■ Stated task ■
Scan the records below. List lines holding "from".

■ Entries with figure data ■
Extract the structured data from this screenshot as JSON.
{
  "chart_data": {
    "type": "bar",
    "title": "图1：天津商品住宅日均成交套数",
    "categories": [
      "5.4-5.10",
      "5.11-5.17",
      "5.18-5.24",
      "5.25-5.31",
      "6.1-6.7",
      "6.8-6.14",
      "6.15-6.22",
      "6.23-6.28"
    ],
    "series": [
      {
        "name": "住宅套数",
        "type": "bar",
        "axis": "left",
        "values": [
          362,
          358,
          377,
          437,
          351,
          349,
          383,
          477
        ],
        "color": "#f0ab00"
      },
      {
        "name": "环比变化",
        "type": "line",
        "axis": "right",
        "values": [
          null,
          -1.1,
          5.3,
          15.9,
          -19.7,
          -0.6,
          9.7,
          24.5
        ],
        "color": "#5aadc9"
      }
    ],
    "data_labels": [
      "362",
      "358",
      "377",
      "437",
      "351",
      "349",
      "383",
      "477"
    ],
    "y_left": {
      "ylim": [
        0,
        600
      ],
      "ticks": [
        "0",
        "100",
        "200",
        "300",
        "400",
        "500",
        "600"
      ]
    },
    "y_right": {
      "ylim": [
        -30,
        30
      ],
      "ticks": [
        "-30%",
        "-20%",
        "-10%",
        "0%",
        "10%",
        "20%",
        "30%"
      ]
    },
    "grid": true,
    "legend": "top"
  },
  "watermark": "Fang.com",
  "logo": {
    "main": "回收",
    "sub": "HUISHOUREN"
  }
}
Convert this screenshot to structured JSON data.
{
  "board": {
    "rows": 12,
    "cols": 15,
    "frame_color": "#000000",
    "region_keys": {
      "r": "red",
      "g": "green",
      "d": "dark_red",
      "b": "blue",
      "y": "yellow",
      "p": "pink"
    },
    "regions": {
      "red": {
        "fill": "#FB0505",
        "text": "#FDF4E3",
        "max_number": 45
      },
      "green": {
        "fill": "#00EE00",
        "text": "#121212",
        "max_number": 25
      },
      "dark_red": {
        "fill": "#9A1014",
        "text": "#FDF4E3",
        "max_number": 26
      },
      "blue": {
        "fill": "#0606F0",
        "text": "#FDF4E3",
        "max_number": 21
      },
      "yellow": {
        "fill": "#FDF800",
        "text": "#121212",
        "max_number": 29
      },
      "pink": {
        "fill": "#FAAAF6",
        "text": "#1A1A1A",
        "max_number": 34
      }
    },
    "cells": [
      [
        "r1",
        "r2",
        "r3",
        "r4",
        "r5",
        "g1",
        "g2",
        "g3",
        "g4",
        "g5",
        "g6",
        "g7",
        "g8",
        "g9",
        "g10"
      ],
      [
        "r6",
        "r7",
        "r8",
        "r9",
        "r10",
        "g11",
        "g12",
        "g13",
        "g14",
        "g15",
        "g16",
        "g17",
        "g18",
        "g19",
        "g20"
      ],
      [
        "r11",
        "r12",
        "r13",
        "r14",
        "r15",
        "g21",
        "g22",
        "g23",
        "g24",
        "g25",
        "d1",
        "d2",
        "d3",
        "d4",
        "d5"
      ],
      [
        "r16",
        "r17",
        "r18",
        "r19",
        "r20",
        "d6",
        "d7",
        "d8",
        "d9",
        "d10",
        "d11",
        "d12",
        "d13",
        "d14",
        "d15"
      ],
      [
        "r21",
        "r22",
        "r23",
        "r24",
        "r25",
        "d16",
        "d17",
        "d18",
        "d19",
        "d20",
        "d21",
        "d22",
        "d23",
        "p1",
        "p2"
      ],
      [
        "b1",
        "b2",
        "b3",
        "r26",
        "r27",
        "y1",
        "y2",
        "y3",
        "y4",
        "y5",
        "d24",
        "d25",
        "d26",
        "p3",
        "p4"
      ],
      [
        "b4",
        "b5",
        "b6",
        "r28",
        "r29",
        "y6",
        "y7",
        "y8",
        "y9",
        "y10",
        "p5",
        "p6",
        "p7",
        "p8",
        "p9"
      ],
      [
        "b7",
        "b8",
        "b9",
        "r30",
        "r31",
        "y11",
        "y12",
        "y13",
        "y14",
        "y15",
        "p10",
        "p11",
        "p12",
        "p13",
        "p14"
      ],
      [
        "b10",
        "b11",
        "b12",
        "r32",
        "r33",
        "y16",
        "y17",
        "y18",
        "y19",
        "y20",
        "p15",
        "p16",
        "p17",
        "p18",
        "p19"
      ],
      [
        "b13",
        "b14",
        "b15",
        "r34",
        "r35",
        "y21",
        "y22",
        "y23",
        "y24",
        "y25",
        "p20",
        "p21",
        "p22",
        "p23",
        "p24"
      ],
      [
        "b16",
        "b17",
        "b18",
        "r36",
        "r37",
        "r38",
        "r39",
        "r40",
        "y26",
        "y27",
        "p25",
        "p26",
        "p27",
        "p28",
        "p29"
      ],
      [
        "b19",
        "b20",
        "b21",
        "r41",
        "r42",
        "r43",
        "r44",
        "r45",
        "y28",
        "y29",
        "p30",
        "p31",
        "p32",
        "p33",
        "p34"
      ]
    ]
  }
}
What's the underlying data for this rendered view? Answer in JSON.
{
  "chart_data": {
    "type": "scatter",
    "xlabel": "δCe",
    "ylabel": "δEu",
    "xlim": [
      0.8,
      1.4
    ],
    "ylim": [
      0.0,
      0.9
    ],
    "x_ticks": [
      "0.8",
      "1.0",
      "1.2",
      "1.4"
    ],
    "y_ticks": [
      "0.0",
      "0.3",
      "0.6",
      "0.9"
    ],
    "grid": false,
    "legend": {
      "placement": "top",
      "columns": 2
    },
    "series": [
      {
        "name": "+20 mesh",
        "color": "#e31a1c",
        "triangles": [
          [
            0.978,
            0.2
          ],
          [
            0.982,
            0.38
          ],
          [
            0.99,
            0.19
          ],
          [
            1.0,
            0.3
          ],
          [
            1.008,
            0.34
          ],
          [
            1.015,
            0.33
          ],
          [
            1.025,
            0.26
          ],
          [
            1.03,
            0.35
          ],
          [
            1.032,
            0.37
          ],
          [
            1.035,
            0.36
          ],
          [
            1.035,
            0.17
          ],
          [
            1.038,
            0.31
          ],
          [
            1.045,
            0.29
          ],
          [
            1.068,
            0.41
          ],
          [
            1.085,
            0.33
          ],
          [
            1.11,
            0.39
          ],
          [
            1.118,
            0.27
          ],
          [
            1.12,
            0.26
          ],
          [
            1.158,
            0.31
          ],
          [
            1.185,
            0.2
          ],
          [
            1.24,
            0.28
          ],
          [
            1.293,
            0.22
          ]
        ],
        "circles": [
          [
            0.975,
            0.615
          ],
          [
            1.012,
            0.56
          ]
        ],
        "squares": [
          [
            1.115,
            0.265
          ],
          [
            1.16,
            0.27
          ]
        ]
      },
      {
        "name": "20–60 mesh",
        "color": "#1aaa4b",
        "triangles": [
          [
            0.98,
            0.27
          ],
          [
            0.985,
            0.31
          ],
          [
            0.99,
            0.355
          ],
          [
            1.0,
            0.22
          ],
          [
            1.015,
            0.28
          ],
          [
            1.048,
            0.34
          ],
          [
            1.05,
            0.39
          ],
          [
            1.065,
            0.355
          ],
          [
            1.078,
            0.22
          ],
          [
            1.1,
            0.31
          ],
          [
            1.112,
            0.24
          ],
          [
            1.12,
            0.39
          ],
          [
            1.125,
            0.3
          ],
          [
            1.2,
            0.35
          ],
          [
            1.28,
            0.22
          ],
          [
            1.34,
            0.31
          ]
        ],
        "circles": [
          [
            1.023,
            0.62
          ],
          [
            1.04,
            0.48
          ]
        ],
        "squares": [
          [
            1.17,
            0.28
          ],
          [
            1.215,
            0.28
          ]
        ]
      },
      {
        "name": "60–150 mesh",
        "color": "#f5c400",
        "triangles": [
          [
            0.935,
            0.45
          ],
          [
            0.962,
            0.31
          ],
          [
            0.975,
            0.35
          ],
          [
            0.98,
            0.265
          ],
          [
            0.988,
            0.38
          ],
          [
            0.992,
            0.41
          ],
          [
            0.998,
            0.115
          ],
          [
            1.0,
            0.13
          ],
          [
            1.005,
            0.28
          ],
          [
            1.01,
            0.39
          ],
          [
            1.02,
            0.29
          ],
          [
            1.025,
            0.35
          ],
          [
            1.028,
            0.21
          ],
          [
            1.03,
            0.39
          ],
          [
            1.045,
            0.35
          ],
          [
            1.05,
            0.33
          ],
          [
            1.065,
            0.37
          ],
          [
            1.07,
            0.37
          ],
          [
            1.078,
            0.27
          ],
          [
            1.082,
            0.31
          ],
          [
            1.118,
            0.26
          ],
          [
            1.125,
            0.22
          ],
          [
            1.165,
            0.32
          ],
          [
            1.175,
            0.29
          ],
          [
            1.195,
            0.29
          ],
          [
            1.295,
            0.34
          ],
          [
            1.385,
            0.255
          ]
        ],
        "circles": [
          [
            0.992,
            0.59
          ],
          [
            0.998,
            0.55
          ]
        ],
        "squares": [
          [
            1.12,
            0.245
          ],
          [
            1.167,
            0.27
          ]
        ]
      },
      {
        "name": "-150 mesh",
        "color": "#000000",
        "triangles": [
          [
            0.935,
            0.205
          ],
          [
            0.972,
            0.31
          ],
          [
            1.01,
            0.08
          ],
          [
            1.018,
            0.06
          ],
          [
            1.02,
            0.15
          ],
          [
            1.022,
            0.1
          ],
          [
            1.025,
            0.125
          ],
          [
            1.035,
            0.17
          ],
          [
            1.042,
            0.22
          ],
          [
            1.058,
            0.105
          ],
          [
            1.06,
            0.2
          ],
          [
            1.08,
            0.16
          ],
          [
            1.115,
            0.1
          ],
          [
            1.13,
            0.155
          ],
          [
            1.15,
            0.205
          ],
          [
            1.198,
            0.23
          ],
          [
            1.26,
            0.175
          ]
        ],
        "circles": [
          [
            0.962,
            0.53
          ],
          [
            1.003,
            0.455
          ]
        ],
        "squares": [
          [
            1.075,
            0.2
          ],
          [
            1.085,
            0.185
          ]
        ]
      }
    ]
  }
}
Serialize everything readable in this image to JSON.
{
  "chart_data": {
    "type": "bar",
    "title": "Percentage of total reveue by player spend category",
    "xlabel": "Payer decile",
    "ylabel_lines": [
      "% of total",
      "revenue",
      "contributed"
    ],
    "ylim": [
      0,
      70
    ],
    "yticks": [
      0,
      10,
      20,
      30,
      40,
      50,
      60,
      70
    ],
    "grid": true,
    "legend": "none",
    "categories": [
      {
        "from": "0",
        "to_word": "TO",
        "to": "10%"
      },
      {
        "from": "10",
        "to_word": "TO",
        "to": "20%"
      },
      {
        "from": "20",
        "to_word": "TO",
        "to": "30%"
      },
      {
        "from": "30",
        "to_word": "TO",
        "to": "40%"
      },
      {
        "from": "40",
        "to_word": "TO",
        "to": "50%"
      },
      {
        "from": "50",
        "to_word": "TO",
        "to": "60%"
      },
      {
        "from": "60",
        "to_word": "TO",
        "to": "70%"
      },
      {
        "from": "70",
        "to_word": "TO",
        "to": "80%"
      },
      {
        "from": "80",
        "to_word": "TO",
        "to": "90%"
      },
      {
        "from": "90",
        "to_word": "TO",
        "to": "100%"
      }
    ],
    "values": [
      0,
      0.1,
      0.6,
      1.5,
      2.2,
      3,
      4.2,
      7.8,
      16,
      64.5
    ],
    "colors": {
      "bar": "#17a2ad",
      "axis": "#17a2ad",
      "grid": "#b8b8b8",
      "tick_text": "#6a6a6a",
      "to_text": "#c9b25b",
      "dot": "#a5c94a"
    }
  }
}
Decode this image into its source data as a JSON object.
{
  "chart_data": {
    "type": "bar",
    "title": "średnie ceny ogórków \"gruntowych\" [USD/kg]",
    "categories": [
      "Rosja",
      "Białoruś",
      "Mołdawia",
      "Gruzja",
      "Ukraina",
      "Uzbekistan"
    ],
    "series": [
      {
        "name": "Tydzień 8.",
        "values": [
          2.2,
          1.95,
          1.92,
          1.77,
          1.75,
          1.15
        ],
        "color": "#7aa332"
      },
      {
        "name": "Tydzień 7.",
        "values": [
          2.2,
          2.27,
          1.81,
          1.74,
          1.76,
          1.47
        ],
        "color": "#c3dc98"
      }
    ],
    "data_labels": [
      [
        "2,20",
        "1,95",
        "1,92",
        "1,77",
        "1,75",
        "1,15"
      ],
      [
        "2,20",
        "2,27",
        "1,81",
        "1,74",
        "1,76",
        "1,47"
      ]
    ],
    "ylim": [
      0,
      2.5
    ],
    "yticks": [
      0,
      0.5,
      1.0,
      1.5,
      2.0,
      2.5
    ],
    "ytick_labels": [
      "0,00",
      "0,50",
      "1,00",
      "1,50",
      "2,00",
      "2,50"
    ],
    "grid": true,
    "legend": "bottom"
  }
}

■ Written response ■
Extract the structured data from this screenshot as JSON.
        "from": "0",
        "from": "10",
        "from": "20",
        "from": "30",
        "from": "40",
        "from": "50",
        "from": "60",
        "from": "70",
        "from": "80",
        "from": "90",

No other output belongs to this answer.